(What the task asks):
Read the material below and tally how many lines hold the word "title", giving the number and nothing else.

(Material provided):
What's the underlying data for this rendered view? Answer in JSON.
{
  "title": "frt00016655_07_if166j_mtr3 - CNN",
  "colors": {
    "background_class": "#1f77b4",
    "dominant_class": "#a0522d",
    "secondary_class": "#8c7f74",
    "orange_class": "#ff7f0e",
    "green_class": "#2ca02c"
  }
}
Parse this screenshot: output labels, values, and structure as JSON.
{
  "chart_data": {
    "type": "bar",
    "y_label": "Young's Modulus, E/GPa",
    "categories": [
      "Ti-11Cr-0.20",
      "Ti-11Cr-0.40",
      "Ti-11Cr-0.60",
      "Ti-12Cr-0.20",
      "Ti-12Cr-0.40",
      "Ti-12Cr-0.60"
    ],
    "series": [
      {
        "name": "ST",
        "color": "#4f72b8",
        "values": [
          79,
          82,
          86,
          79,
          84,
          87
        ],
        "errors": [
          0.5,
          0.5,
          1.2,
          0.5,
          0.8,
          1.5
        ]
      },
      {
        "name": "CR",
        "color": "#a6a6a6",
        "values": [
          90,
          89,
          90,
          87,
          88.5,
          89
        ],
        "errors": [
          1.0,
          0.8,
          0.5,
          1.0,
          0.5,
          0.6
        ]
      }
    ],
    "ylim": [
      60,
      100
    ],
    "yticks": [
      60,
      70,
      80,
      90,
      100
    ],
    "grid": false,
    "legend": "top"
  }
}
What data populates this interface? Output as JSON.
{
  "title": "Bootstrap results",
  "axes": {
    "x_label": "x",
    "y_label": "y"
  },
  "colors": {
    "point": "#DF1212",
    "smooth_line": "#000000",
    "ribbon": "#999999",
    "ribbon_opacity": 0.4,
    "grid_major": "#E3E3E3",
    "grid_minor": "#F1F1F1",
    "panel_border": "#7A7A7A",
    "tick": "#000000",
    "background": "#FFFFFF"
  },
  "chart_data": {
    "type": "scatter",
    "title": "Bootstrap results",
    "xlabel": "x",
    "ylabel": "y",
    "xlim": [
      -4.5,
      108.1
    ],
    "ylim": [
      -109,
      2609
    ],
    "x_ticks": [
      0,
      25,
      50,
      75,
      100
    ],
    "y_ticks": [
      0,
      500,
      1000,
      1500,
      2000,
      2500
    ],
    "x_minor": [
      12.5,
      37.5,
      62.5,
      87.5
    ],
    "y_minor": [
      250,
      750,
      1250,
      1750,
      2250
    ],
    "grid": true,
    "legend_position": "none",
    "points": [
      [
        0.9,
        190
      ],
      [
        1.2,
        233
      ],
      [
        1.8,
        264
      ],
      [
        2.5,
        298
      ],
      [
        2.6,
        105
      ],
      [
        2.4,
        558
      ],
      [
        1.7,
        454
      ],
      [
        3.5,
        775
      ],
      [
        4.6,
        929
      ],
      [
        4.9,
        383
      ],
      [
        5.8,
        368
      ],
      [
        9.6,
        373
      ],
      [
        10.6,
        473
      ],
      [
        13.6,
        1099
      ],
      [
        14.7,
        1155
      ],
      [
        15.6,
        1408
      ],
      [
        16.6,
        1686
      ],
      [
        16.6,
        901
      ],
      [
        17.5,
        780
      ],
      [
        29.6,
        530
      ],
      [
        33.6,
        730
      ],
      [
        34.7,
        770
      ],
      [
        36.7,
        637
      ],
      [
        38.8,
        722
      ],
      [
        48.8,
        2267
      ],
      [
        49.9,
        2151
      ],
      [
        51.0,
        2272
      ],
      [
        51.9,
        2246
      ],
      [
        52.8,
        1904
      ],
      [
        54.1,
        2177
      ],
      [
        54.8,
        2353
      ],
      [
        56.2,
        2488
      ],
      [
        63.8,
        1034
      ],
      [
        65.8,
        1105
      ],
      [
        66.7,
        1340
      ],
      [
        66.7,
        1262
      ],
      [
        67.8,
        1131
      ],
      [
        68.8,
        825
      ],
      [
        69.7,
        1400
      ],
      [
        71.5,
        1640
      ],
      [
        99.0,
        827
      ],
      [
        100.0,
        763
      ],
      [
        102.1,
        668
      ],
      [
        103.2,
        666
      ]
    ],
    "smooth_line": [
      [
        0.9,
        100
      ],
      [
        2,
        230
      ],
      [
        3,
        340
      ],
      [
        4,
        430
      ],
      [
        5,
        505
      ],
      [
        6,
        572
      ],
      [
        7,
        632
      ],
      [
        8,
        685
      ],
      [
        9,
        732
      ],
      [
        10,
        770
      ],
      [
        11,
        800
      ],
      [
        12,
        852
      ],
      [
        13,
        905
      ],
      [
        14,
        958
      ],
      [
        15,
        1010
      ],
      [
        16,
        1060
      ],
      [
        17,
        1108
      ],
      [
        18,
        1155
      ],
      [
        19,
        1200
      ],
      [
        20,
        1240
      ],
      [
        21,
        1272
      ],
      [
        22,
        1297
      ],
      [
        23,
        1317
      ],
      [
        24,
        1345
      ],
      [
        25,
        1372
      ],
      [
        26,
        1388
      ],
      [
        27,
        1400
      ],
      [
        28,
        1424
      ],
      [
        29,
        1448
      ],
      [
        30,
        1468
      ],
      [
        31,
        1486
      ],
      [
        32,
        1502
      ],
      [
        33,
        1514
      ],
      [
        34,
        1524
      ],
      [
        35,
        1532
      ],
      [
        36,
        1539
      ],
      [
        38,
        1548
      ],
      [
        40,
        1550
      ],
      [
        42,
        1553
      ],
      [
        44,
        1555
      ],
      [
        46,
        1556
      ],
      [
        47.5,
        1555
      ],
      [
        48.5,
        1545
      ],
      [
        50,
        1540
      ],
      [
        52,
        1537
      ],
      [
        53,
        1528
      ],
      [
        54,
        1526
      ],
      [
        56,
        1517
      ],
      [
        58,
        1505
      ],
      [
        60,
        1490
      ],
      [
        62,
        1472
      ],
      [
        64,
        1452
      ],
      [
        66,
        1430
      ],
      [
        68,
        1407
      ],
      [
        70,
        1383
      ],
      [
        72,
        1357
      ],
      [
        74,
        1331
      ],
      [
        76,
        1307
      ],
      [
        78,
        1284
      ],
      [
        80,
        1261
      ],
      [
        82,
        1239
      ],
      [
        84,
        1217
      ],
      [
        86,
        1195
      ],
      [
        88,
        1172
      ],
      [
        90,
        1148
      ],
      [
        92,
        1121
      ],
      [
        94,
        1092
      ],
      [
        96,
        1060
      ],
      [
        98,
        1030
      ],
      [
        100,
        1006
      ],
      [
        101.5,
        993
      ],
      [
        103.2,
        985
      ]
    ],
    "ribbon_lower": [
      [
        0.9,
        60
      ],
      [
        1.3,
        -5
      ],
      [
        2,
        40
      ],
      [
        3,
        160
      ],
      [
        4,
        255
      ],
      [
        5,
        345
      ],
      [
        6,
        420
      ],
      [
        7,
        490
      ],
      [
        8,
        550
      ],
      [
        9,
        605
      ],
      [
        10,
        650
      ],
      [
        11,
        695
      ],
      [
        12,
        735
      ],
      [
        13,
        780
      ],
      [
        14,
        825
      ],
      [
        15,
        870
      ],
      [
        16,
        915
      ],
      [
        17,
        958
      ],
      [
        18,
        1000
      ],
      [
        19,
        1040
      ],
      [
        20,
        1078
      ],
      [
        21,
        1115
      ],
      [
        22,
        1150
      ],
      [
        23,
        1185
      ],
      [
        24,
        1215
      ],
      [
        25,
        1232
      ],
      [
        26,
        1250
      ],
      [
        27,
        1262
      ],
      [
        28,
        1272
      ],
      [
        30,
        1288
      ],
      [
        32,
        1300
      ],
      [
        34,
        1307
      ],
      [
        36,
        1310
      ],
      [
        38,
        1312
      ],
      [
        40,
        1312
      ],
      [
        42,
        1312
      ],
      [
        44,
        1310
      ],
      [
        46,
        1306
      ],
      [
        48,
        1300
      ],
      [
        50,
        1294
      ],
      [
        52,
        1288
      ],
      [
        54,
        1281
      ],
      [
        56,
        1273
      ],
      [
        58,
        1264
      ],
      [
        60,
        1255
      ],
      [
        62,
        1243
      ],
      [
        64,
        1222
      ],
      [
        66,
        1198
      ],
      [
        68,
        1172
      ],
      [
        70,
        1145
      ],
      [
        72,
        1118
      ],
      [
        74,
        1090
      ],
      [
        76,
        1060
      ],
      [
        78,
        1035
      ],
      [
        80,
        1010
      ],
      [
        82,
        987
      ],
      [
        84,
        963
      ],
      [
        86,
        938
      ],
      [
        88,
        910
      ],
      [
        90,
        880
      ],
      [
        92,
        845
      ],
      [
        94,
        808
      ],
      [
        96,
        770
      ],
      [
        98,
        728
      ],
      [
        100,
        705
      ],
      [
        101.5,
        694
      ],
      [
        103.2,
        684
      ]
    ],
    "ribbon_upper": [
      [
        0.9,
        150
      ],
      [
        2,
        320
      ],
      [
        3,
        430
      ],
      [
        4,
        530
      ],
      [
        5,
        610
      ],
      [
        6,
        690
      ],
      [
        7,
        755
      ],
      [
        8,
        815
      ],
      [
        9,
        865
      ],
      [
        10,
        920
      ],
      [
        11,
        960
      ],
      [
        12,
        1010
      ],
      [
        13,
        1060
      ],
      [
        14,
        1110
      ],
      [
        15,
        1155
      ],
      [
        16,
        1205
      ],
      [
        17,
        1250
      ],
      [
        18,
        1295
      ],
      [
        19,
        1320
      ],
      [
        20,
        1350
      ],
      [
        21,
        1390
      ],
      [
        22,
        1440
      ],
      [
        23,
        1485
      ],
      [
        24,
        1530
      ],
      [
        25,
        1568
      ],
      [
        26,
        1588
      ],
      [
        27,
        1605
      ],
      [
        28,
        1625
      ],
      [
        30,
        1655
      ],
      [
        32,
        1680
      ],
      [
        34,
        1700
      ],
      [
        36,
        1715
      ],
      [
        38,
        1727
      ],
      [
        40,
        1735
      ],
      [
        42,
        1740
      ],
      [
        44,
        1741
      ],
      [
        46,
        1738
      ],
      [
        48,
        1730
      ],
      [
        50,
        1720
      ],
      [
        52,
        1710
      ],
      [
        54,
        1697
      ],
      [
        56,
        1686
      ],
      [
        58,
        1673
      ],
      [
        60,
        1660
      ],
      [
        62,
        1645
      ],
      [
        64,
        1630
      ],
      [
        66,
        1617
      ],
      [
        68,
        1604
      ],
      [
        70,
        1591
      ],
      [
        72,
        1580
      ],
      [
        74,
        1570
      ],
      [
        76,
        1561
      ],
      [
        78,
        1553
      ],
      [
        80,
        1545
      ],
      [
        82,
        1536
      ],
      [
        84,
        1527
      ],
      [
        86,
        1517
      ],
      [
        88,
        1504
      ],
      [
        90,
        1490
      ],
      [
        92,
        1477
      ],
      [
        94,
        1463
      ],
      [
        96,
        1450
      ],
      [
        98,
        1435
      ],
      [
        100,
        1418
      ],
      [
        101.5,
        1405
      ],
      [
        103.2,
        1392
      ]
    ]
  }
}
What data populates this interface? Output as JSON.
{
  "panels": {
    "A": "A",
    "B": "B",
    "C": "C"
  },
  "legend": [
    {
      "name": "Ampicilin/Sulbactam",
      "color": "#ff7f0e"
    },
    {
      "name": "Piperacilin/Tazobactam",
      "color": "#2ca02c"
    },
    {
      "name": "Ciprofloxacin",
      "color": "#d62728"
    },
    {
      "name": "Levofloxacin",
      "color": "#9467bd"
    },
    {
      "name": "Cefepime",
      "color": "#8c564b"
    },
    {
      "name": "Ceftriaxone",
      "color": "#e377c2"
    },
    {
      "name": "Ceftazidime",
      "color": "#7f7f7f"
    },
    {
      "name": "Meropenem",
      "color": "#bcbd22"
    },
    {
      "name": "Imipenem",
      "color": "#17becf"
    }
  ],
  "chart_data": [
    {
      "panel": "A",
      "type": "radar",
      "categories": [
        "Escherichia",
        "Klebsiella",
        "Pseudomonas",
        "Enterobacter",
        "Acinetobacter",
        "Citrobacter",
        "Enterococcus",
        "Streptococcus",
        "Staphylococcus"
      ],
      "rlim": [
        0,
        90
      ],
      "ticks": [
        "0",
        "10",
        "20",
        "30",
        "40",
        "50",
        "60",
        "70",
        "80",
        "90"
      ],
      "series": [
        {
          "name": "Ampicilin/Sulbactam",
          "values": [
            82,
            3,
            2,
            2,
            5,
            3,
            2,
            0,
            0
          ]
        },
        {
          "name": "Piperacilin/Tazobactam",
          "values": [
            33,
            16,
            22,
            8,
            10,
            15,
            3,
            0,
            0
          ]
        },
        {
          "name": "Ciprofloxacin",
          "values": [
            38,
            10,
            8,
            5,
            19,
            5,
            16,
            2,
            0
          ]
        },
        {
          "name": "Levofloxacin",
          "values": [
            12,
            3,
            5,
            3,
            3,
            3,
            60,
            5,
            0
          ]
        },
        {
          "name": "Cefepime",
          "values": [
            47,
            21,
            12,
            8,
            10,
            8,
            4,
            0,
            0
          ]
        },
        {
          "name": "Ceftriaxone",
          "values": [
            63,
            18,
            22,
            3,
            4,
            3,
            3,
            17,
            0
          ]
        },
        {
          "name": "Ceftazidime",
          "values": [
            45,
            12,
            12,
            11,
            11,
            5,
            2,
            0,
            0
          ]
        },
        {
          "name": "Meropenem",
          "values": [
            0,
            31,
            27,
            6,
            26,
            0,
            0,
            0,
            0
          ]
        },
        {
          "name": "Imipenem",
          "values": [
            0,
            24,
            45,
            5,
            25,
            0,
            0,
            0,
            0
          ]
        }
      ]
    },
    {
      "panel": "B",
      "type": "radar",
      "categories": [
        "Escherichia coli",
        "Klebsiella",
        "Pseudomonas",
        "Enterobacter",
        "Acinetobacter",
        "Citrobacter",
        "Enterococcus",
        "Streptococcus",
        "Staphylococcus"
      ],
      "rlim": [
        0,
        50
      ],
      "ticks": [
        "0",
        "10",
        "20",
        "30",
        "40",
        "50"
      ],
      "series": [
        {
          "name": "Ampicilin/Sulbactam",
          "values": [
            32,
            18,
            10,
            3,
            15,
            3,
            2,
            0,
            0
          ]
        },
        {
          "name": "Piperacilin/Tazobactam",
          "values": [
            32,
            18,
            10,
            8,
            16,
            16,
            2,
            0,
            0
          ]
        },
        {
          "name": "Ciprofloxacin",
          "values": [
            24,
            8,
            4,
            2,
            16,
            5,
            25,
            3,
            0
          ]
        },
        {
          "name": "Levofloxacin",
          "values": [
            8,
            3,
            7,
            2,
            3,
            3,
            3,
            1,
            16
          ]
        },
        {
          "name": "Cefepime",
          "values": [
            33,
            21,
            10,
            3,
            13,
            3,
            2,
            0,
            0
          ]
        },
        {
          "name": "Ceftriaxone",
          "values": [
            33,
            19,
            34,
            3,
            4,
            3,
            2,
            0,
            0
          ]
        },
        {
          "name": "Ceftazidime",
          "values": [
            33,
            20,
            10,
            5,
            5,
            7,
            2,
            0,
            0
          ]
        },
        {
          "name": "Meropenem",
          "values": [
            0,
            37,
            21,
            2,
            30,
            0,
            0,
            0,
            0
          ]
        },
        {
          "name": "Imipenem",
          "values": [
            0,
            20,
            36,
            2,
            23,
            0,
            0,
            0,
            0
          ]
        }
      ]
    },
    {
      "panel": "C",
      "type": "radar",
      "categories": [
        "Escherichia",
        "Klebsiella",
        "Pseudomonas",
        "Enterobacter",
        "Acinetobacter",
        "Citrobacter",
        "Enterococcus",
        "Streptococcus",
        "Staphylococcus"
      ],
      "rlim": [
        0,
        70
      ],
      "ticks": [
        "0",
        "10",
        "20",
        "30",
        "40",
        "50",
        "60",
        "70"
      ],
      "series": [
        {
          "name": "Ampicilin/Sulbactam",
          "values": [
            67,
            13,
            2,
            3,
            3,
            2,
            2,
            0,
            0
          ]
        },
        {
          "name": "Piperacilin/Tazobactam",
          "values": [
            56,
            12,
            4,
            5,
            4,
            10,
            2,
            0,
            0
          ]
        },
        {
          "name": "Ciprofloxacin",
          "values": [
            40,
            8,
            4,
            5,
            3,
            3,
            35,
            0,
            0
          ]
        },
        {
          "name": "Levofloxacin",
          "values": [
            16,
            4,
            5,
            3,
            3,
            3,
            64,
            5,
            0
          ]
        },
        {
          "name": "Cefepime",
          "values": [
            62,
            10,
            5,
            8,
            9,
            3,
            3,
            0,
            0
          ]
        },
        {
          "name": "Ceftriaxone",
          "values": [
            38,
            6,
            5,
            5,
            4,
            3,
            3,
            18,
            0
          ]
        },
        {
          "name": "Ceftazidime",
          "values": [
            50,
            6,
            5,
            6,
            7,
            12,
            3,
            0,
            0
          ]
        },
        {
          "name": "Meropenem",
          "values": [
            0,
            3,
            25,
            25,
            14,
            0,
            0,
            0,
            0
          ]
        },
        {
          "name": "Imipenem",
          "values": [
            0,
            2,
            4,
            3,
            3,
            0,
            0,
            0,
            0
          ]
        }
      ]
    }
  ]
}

(Task output):
3